Excerpted data =

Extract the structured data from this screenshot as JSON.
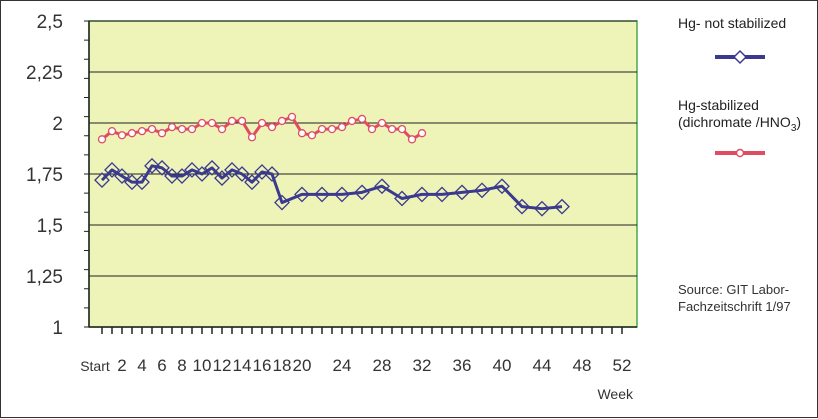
{
  "chart_data": {
    "type": "line",
    "ylim": [
      1,
      2.5
    ],
    "yticks": [
      1,
      1.25,
      1.5,
      1.75,
      2,
      2.25,
      2.5
    ],
    "ytick_labels": [
      "1",
      "1,25",
      "1,5",
      "1,75",
      "2",
      "2,25",
      "2,5"
    ],
    "x": [
      0,
      1,
      2,
      3,
      4,
      5,
      6,
      7,
      8,
      9,
      10,
      11,
      12,
      13,
      14,
      15,
      16,
      17,
      18,
      19,
      20,
      21,
      22,
      23,
      24,
      25,
      26,
      27,
      28,
      29,
      30,
      31,
      32,
      33,
      34,
      35,
      36,
      37,
      38,
      39,
      40,
      41,
      42,
      43,
      44,
      45,
      46,
      47,
      48,
      49,
      50,
      51,
      52
    ],
    "xtick_labels": [
      {
        "x": 0,
        "label": "Start"
      },
      {
        "x": 2,
        "label": "2"
      },
      {
        "x": 4,
        "label": "4"
      },
      {
        "x": 6,
        "label": "6"
      },
      {
        "x": 8,
        "label": "8"
      },
      {
        "x": 10,
        "label": "10"
      },
      {
        "x": 12,
        "label": "12"
      },
      {
        "x": 14,
        "label": "14"
      },
      {
        "x": 16,
        "label": "16"
      },
      {
        "x": 18,
        "label": "18"
      },
      {
        "x": 20,
        "label": "20"
      },
      {
        "x": 24,
        "label": "24"
      },
      {
        "x": 28,
        "label": "28"
      },
      {
        "x": 32,
        "label": "32"
      },
      {
        "x": 36,
        "label": "36"
      },
      {
        "x": 40,
        "label": "40"
      },
      {
        "x": 44,
        "label": "44"
      },
      {
        "x": 48,
        "label": "48"
      },
      {
        "x": 52,
        "label": "52"
      }
    ],
    "xlabel": "Week",
    "grid": true,
    "legend_position": "right",
    "series": [
      {
        "name": "Hg- not stabilized",
        "color": "#3b3a8f",
        "marker": "diamond",
        "points": [
          [
            0,
            1.72
          ],
          [
            1,
            1.77
          ],
          [
            2,
            1.74
          ],
          [
            3,
            1.71
          ],
          [
            4,
            1.71
          ],
          [
            5,
            1.79
          ],
          [
            6,
            1.78
          ],
          [
            7,
            1.74
          ],
          [
            8,
            1.74
          ],
          [
            9,
            1.77
          ],
          [
            10,
            1.75
          ],
          [
            11,
            1.78
          ],
          [
            12,
            1.73
          ],
          [
            13,
            1.77
          ],
          [
            14,
            1.75
          ],
          [
            15,
            1.71
          ],
          [
            16,
            1.76
          ],
          [
            17,
            1.75
          ],
          [
            18,
            1.61
          ],
          [
            20,
            1.65
          ],
          [
            22,
            1.65
          ],
          [
            24,
            1.65
          ],
          [
            26,
            1.66
          ],
          [
            28,
            1.69
          ],
          [
            30,
            1.63
          ],
          [
            32,
            1.65
          ],
          [
            34,
            1.65
          ],
          [
            36,
            1.66
          ],
          [
            38,
            1.67
          ],
          [
            40,
            1.69
          ],
          [
            42,
            1.59
          ],
          [
            44,
            1.58
          ],
          [
            46,
            1.59
          ]
        ]
      },
      {
        "name": "Hg-stabilized (dichromate /HNO3)",
        "color": "#e04d63",
        "marker": "circle",
        "points": [
          [
            0,
            1.92
          ],
          [
            1,
            1.96
          ],
          [
            2,
            1.94
          ],
          [
            3,
            1.95
          ],
          [
            4,
            1.96
          ],
          [
            5,
            1.97
          ],
          [
            6,
            1.95
          ],
          [
            7,
            1.98
          ],
          [
            8,
            1.97
          ],
          [
            9,
            1.97
          ],
          [
            10,
            2.0
          ],
          [
            11,
            2.0
          ],
          [
            12,
            1.97
          ],
          [
            13,
            2.01
          ],
          [
            14,
            2.01
          ],
          [
            15,
            1.93
          ],
          [
            16,
            2.0
          ],
          [
            17,
            1.98
          ],
          [
            18,
            2.01
          ],
          [
            19,
            2.03
          ],
          [
            20,
            1.95
          ],
          [
            21,
            1.94
          ],
          [
            22,
            1.97
          ],
          [
            23,
            1.97
          ],
          [
            24,
            1.98
          ],
          [
            25,
            2.01
          ],
          [
            26,
            2.02
          ],
          [
            27,
            1.97
          ],
          [
            28,
            2.0
          ],
          [
            29,
            1.97
          ],
          [
            30,
            1.97
          ],
          [
            31,
            1.92
          ],
          [
            32,
            1.95
          ]
        ]
      }
    ]
  },
  "legend": {
    "series1_label": "Hg- not stabilized",
    "series2_label_line1": "Hg-stabilized",
    "series2_label_line2_prefix": "(dichromate /HNO",
    "series2_label_line2_sub": "3",
    "series2_label_line2_suffix": ")"
  },
  "source": {
    "line1": "Source: GIT Labor-",
    "line2": "Fachzeitschrift 1/97"
  },
  "colors": {
    "plot_background": "#eef3b8",
    "grid": "#222222",
    "plot_border": "#4aa84a"
  }
}
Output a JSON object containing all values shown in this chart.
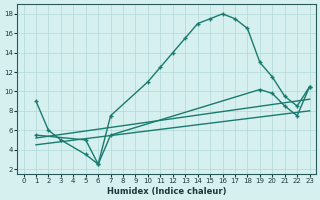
{
  "line1_x": [
    1,
    2,
    3,
    5,
    6,
    7,
    10,
    11,
    12,
    13,
    14,
    15,
    16,
    17,
    18,
    19,
    20,
    21,
    22,
    23
  ],
  "line1_y": [
    9,
    6,
    5,
    3.5,
    2.5,
    7.5,
    11,
    12.5,
    14,
    15.5,
    17,
    17.5,
    18,
    17.5,
    16.5,
    13,
    11.5,
    9.5,
    8.5,
    10.5
  ],
  "line2_x": [
    1,
    23
  ],
  "line2_y": [
    5.2,
    9.2
  ],
  "line3_x": [
    1,
    23
  ],
  "line3_y": [
    4.5,
    8.0
  ],
  "line4_x": [
    1,
    5,
    6,
    7,
    19,
    20,
    21,
    22,
    23
  ],
  "line4_y": [
    5.5,
    5.0,
    2.5,
    5.5,
    10.2,
    9.8,
    8.5,
    7.5,
    10.5
  ],
  "color": "#1a7a6e",
  "bg_color": "#d6f0f0",
  "grid_color": "#b0d8d8",
  "xlim": [
    -0.5,
    23.5
  ],
  "ylim": [
    1.5,
    19
  ],
  "yticks": [
    2,
    4,
    6,
    8,
    10,
    12,
    14,
    16,
    18
  ],
  "xticks": [
    0,
    1,
    2,
    3,
    4,
    5,
    6,
    7,
    8,
    9,
    10,
    11,
    12,
    13,
    14,
    15,
    16,
    17,
    18,
    19,
    20,
    21,
    22,
    23
  ],
  "xlabel": "Humidex (Indice chaleur)"
}
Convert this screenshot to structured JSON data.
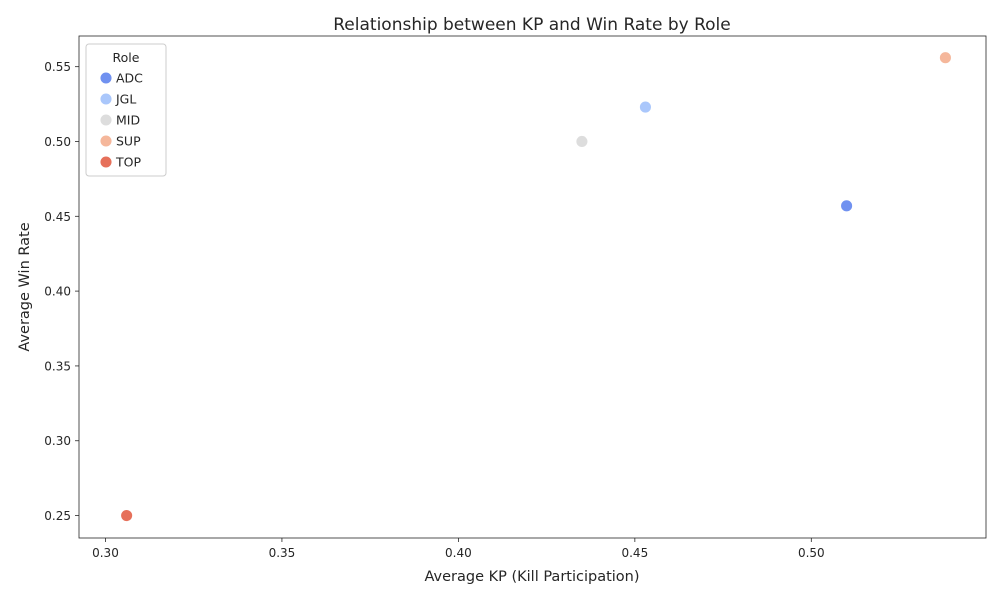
{
  "chart_data": {
    "type": "scatter",
    "title": "Relationship between KP and Win Rate by Role",
    "xlabel": "Average KP (Kill Participation)",
    "ylabel": "Average Win Rate",
    "xlim": [
      0.2925,
      0.5495
    ],
    "ylim": [
      0.235,
      0.5705
    ],
    "xticks": [
      0.3,
      0.35,
      0.4,
      0.45,
      0.5
    ],
    "xtick_labels": [
      "0.30",
      "0.35",
      "0.40",
      "0.45",
      "0.50"
    ],
    "yticks": [
      0.25,
      0.3,
      0.35,
      0.4,
      0.45,
      0.5,
      0.55
    ],
    "ytick_labels": [
      "0.25",
      "0.30",
      "0.35",
      "0.40",
      "0.45",
      "0.50",
      "0.55"
    ],
    "grid": false,
    "legend": {
      "title": "Role",
      "placement": "top-left"
    },
    "series": [
      {
        "name": "ADC",
        "color": "#7091f0",
        "x": 0.51,
        "y": 0.457
      },
      {
        "name": "JGL",
        "color": "#aac7fb",
        "x": 0.453,
        "y": 0.523
      },
      {
        "name": "MID",
        "color": "#dddddd",
        "x": 0.435,
        "y": 0.5
      },
      {
        "name": "SUP",
        "color": "#f5b79b",
        "x": 0.538,
        "y": 0.556
      },
      {
        "name": "TOP",
        "color": "#e6705a",
        "x": 0.306,
        "y": 0.25
      }
    ]
  }
}
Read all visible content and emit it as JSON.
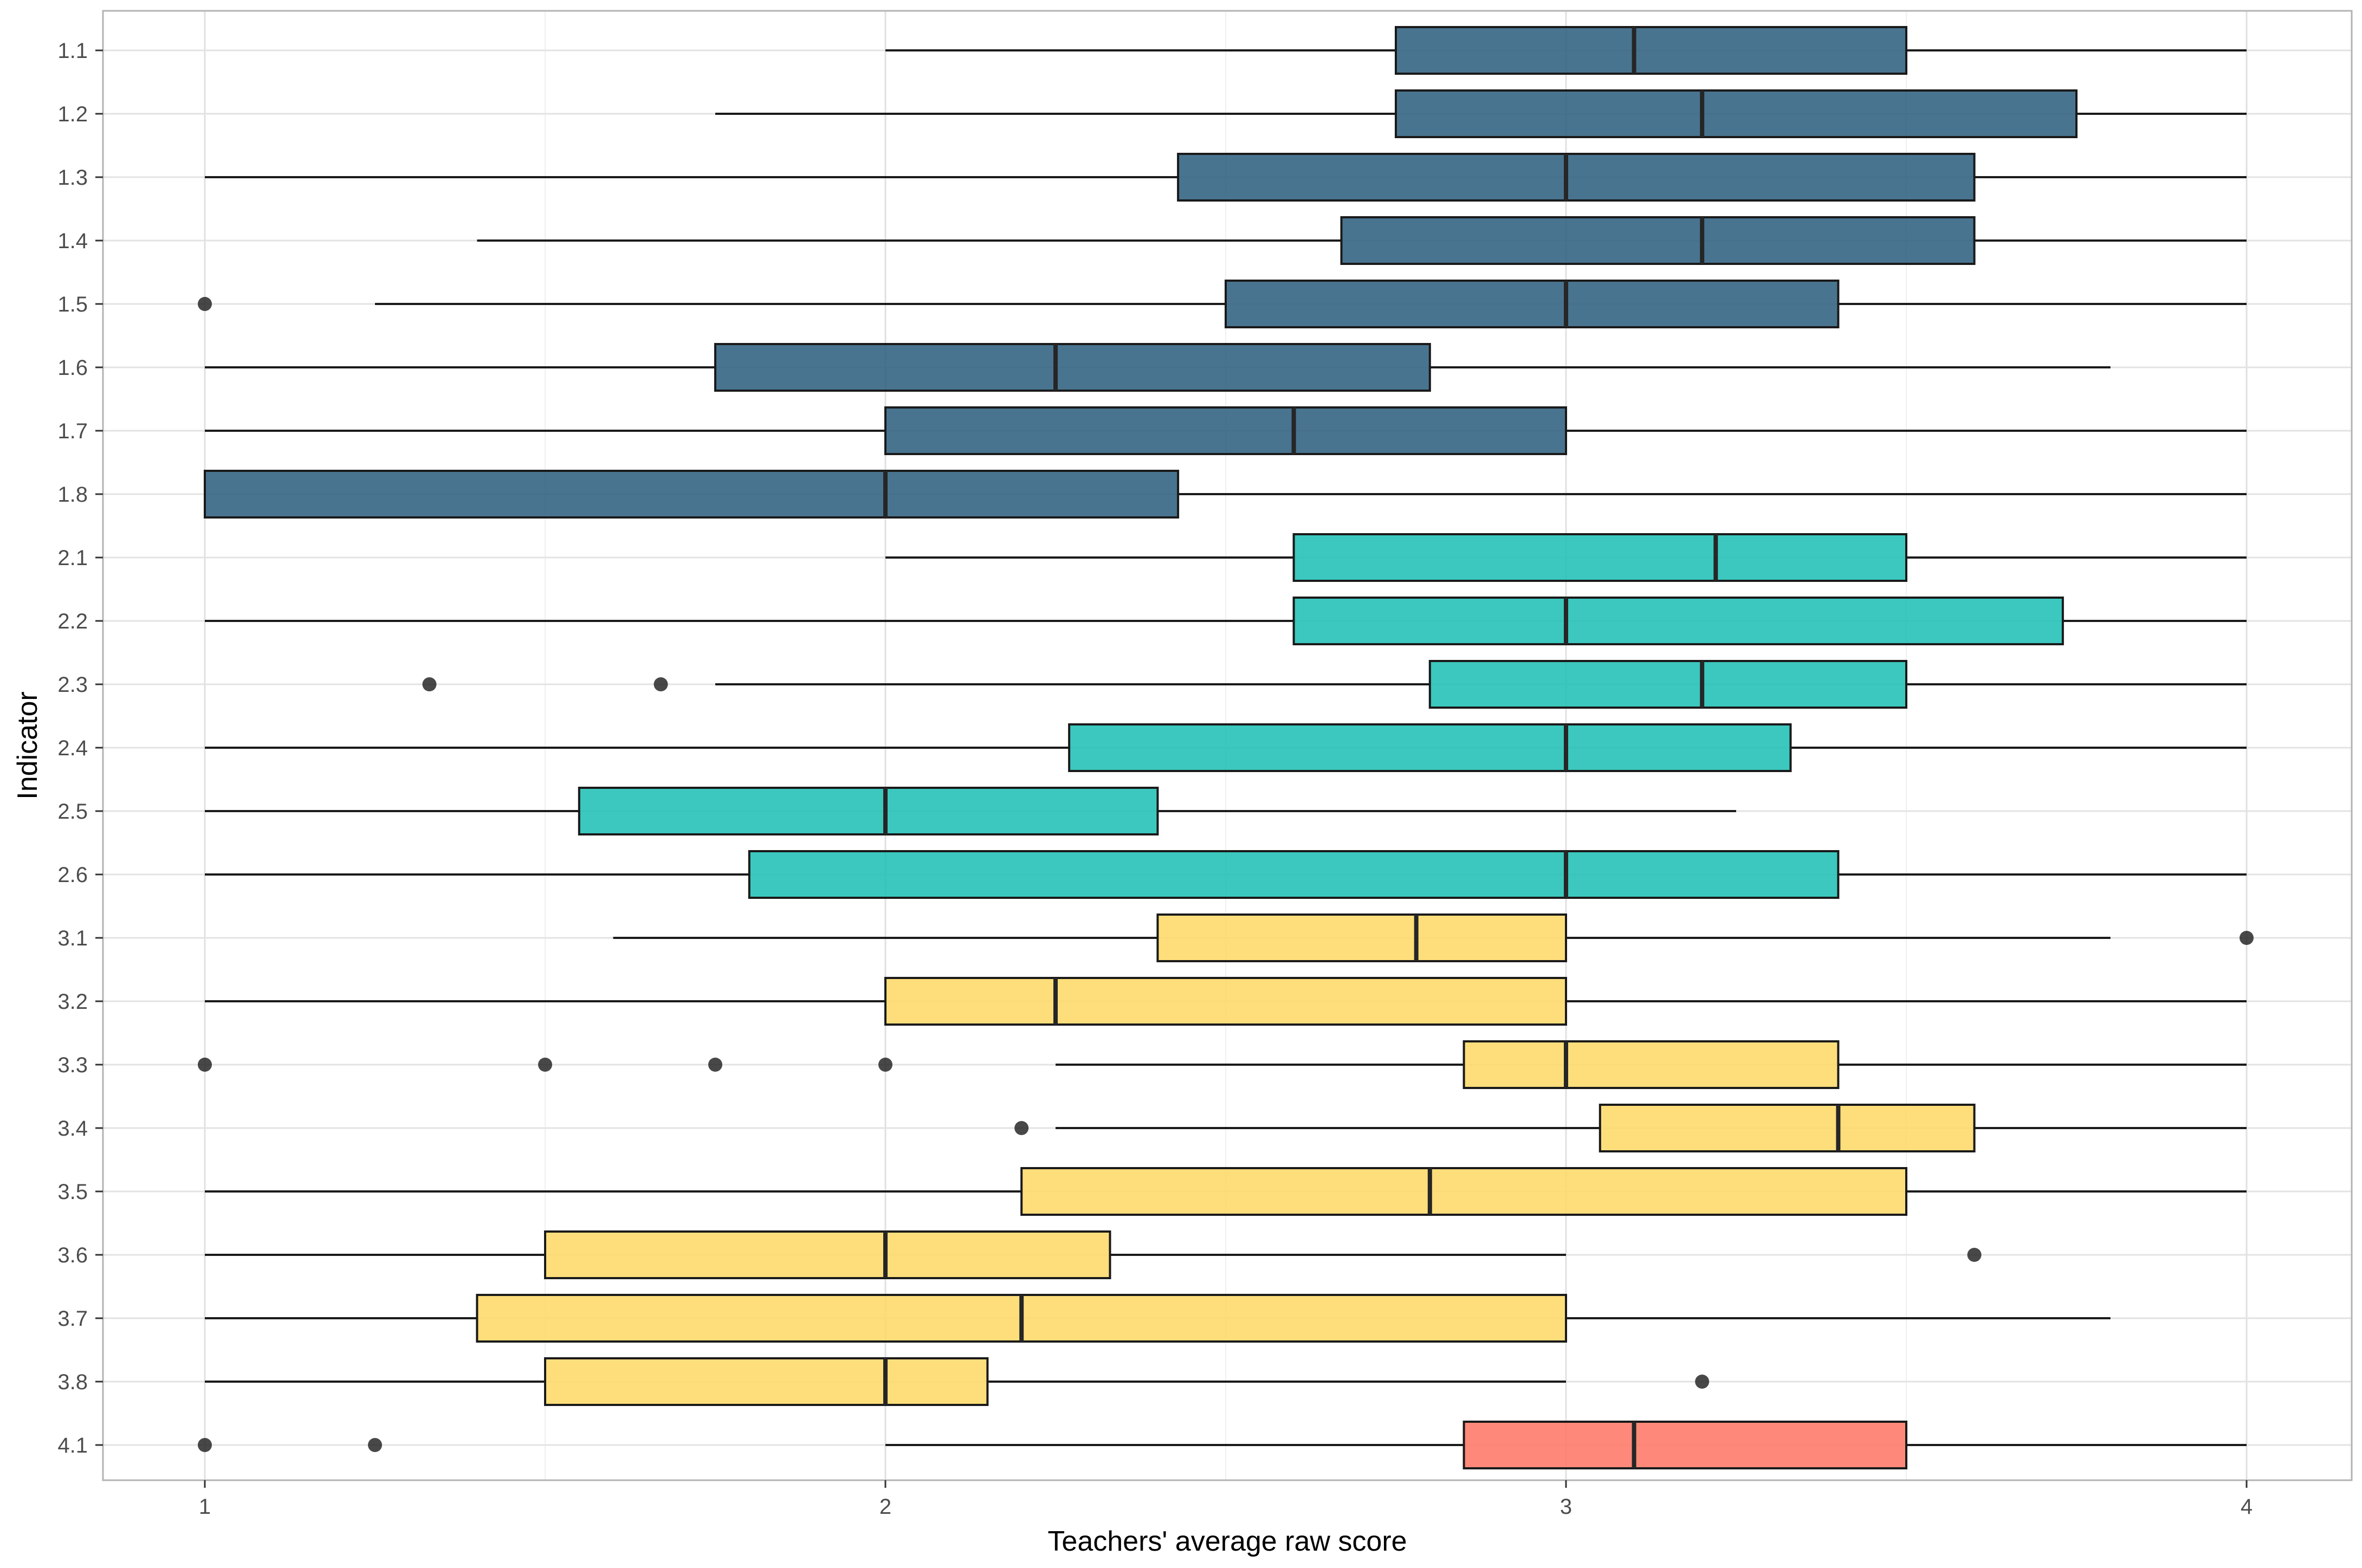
{
  "chart_data": {
    "type": "boxplot",
    "orientation": "horizontal",
    "xlabel": "Teachers' average raw score",
    "ylabel": "Indicator",
    "xlim": [
      0.85,
      4.15
    ],
    "x_ticks": [
      1,
      2,
      3,
      4
    ],
    "grid": true,
    "legend": "none",
    "group_colors": {
      "1": "#2e5f7e",
      "2": "#1fc0b4",
      "3": "#fed967",
      "4": "#fe7766"
    },
    "categories": [
      "1.1",
      "1.2",
      "1.3",
      "1.4",
      "1.5",
      "1.6",
      "1.7",
      "1.8",
      "2.1",
      "2.2",
      "2.3",
      "2.4",
      "2.5",
      "2.6",
      "3.1",
      "3.2",
      "3.3",
      "3.4",
      "3.5",
      "3.6",
      "3.7",
      "3.8",
      "4.1"
    ],
    "boxes": [
      {
        "label": "1.1",
        "group": "1",
        "whisker_low": 2.0,
        "q1": 2.75,
        "median": 3.1,
        "q3": 3.5,
        "whisker_high": 4.0,
        "outliers": []
      },
      {
        "label": "1.2",
        "group": "1",
        "whisker_low": 1.75,
        "q1": 2.75,
        "median": 3.2,
        "q3": 3.75,
        "whisker_high": 4.0,
        "outliers": []
      },
      {
        "label": "1.3",
        "group": "1",
        "whisker_low": 1.0,
        "q1": 2.43,
        "median": 3.0,
        "q3": 3.6,
        "whisker_high": 4.0,
        "outliers": []
      },
      {
        "label": "1.4",
        "group": "1",
        "whisker_low": 1.4,
        "q1": 2.67,
        "median": 3.2,
        "q3": 3.6,
        "whisker_high": 4.0,
        "outliers": []
      },
      {
        "label": "1.5",
        "group": "1",
        "whisker_low": 1.25,
        "q1": 2.5,
        "median": 3.0,
        "q3": 3.4,
        "whisker_high": 4.0,
        "outliers": [
          1.0
        ]
      },
      {
        "label": "1.6",
        "group": "1",
        "whisker_low": 1.0,
        "q1": 1.75,
        "median": 2.25,
        "q3": 2.8,
        "whisker_high": 3.8,
        "outliers": []
      },
      {
        "label": "1.7",
        "group": "1",
        "whisker_low": 1.0,
        "q1": 2.0,
        "median": 2.6,
        "q3": 3.0,
        "whisker_high": 4.0,
        "outliers": []
      },
      {
        "label": "1.8",
        "group": "1",
        "whisker_low": 1.0,
        "q1": 1.0,
        "median": 2.0,
        "q3": 2.43,
        "whisker_high": 4.0,
        "outliers": []
      },
      {
        "label": "2.1",
        "group": "2",
        "whisker_low": 2.0,
        "q1": 2.6,
        "median": 3.22,
        "q3": 3.5,
        "whisker_high": 4.0,
        "outliers": []
      },
      {
        "label": "2.2",
        "group": "2",
        "whisker_low": 1.0,
        "q1": 2.6,
        "median": 3.0,
        "q3": 3.73,
        "whisker_high": 4.0,
        "outliers": []
      },
      {
        "label": "2.3",
        "group": "2",
        "whisker_low": 1.75,
        "q1": 2.8,
        "median": 3.2,
        "q3": 3.5,
        "whisker_high": 4.0,
        "outliers": [
          1.33,
          1.67
        ]
      },
      {
        "label": "2.4",
        "group": "2",
        "whisker_low": 1.0,
        "q1": 2.27,
        "median": 3.0,
        "q3": 3.33,
        "whisker_high": 4.0,
        "outliers": []
      },
      {
        "label": "2.5",
        "group": "2",
        "whisker_low": 1.0,
        "q1": 1.55,
        "median": 2.0,
        "q3": 2.4,
        "whisker_high": 3.25,
        "outliers": []
      },
      {
        "label": "2.6",
        "group": "2",
        "whisker_low": 1.0,
        "q1": 1.8,
        "median": 3.0,
        "q3": 3.4,
        "whisker_high": 4.0,
        "outliers": []
      },
      {
        "label": "3.1",
        "group": "3",
        "whisker_low": 1.6,
        "q1": 2.4,
        "median": 2.78,
        "q3": 3.0,
        "whisker_high": 3.8,
        "outliers": [
          4.0
        ]
      },
      {
        "label": "3.2",
        "group": "3",
        "whisker_low": 1.0,
        "q1": 2.0,
        "median": 2.25,
        "q3": 3.0,
        "whisker_high": 4.0,
        "outliers": []
      },
      {
        "label": "3.3",
        "group": "3",
        "whisker_low": 2.25,
        "q1": 2.85,
        "median": 3.0,
        "q3": 3.4,
        "whisker_high": 4.0,
        "outliers": [
          1.0,
          1.5,
          1.75,
          2.0
        ]
      },
      {
        "label": "3.4",
        "group": "3",
        "whisker_low": 2.25,
        "q1": 3.05,
        "median": 3.4,
        "q3": 3.6,
        "whisker_high": 4.0,
        "outliers": [
          2.2
        ]
      },
      {
        "label": "3.5",
        "group": "3",
        "whisker_low": 1.0,
        "q1": 2.2,
        "median": 2.8,
        "q3": 3.5,
        "whisker_high": 4.0,
        "outliers": []
      },
      {
        "label": "3.6",
        "group": "3",
        "whisker_low": 1.0,
        "q1": 1.5,
        "median": 2.0,
        "q3": 2.33,
        "whisker_high": 3.0,
        "outliers": [
          3.6
        ]
      },
      {
        "label": "3.7",
        "group": "3",
        "whisker_low": 1.0,
        "q1": 1.4,
        "median": 2.2,
        "q3": 3.0,
        "whisker_high": 3.8,
        "outliers": []
      },
      {
        "label": "3.8",
        "group": "3",
        "whisker_low": 1.0,
        "q1": 1.5,
        "median": 2.0,
        "q3": 2.15,
        "whisker_high": 3.0,
        "outliers": [
          3.2
        ]
      },
      {
        "label": "4.1",
        "group": "4",
        "whisker_low": 2.0,
        "q1": 2.85,
        "median": 3.1,
        "q3": 3.5,
        "whisker_high": 4.0,
        "outliers": [
          1.0,
          1.25
        ]
      }
    ]
  }
}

Written request =
Sift the material for lines with the string "structured". Copy each one found.

Response below =
Extract the structured data from this screenshot as JSON.
Convert this screenshot to structured JSON data.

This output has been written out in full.